▸ Task data
——————
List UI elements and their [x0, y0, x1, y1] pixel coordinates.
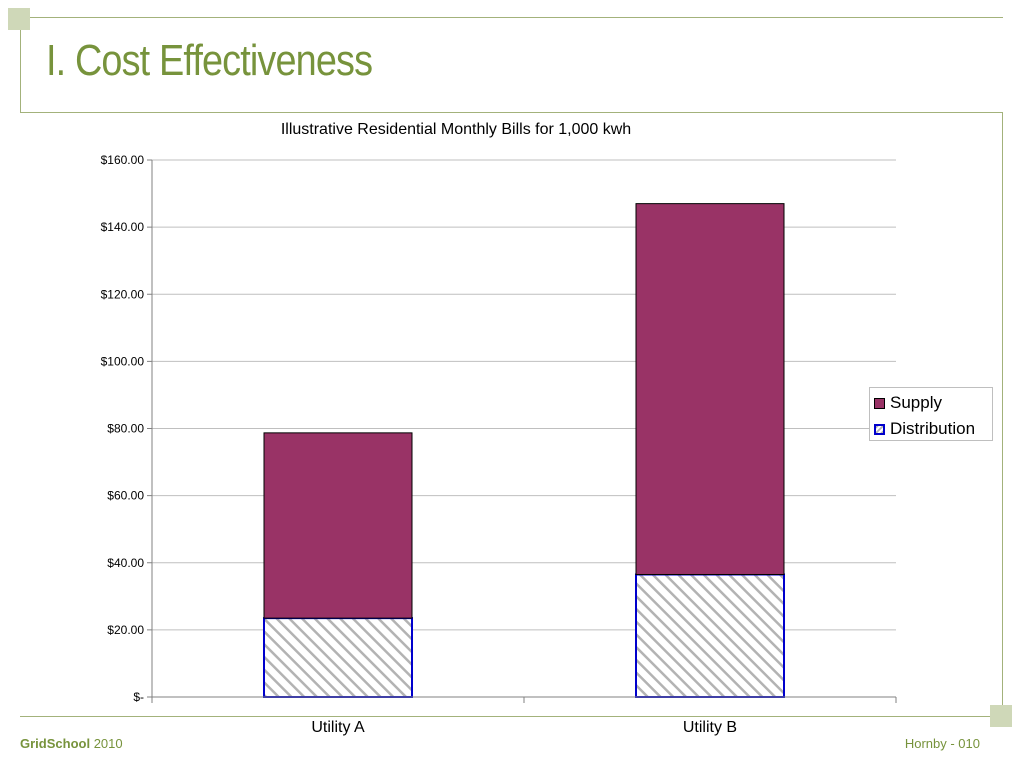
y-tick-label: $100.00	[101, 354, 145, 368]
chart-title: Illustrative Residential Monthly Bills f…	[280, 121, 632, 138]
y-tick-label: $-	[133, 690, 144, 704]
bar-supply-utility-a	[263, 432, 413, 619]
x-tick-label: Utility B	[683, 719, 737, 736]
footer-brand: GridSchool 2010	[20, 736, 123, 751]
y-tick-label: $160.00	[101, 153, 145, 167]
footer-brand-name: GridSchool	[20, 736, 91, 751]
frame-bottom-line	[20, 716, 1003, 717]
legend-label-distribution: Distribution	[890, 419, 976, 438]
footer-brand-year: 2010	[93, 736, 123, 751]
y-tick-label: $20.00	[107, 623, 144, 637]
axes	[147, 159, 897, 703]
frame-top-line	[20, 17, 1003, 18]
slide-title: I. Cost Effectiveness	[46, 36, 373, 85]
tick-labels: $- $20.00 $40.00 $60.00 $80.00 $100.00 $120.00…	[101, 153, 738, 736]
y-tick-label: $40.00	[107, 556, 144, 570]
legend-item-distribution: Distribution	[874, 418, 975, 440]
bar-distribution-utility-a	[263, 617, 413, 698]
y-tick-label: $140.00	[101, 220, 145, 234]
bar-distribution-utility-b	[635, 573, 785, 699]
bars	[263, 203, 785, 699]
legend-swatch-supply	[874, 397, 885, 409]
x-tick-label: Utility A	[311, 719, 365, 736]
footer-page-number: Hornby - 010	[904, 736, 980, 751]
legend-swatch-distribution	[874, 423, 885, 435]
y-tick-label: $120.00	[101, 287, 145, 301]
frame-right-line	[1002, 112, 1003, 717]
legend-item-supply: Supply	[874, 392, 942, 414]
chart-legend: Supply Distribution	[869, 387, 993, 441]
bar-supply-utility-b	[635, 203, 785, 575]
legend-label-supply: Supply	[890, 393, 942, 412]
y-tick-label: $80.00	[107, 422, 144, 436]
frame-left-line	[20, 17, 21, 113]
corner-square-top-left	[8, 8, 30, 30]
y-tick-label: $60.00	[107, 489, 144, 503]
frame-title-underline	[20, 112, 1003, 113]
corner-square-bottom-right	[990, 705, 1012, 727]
——————
▸ Aim of the task
Can you reproduce the material above with each "GridSchool" swapped for "Grid School", leaving everything else as it is and omitting the pictures?

▸ In response
List UI elements and their [x0, y0, x1, y1] pixel coordinates.
y-tick-label: $100.00	[101, 354, 145, 368]
chart-title: Illustrative Residential Monthly Bills f…	[280, 121, 632, 138]
y-tick-label: $-	[133, 690, 144, 704]
bar-supply-utility-a	[263, 432, 413, 619]
x-tick-label: Utility B	[683, 719, 737, 736]
footer-brand: Grid School 2010	[20, 736, 123, 751]
y-tick-label: $160.00	[101, 153, 145, 167]
footer-brand-name: Grid School	[20, 736, 91, 751]
frame-bottom-line	[20, 716, 1003, 717]
legend-label-distribution: Distribution	[890, 419, 976, 438]
footer-brand-year: 2010	[93, 736, 123, 751]
y-tick-label: $20.00	[107, 623, 144, 637]
axes	[147, 159, 897, 703]
frame-top-line	[20, 17, 1003, 18]
slide-title: I. Cost Effectiveness	[46, 36, 373, 85]
tick-labels: $- $20.00 $40.00 $60.00 $80.00 $100.00 $120.00…	[101, 153, 738, 736]
y-tick-label: $40.00	[107, 556, 144, 570]
legend-item-distribution: Distribution	[874, 418, 975, 440]
bar-distribution-utility-a	[263, 617, 413, 698]
y-tick-label: $140.00	[101, 220, 145, 234]
bar-distribution-utility-b	[635, 573, 785, 699]
bars	[263, 203, 785, 699]
legend-swatch-supply	[874, 397, 885, 409]
x-tick-label: Utility A	[311, 719, 365, 736]
footer-page-number: Hornby - 010	[904, 736, 980, 751]
legend-swatch-distribution	[874, 423, 885, 435]
y-tick-label: $120.00	[101, 287, 145, 301]
frame-right-line	[1002, 112, 1003, 717]
legend-item-supply: Supply	[874, 392, 942, 414]
chart-legend: Supply Distribution	[869, 387, 993, 441]
bar-supply-utility-b	[635, 203, 785, 575]
legend-label-supply: Supply	[890, 393, 942, 412]
y-tick-label: $80.00	[107, 422, 144, 436]
frame-left-line	[20, 17, 21, 113]
corner-square-top-left	[8, 8, 30, 30]
y-tick-label: $60.00	[107, 489, 144, 503]
frame-title-underline	[20, 112, 1003, 113]
corner-square-bottom-right	[990, 705, 1012, 727]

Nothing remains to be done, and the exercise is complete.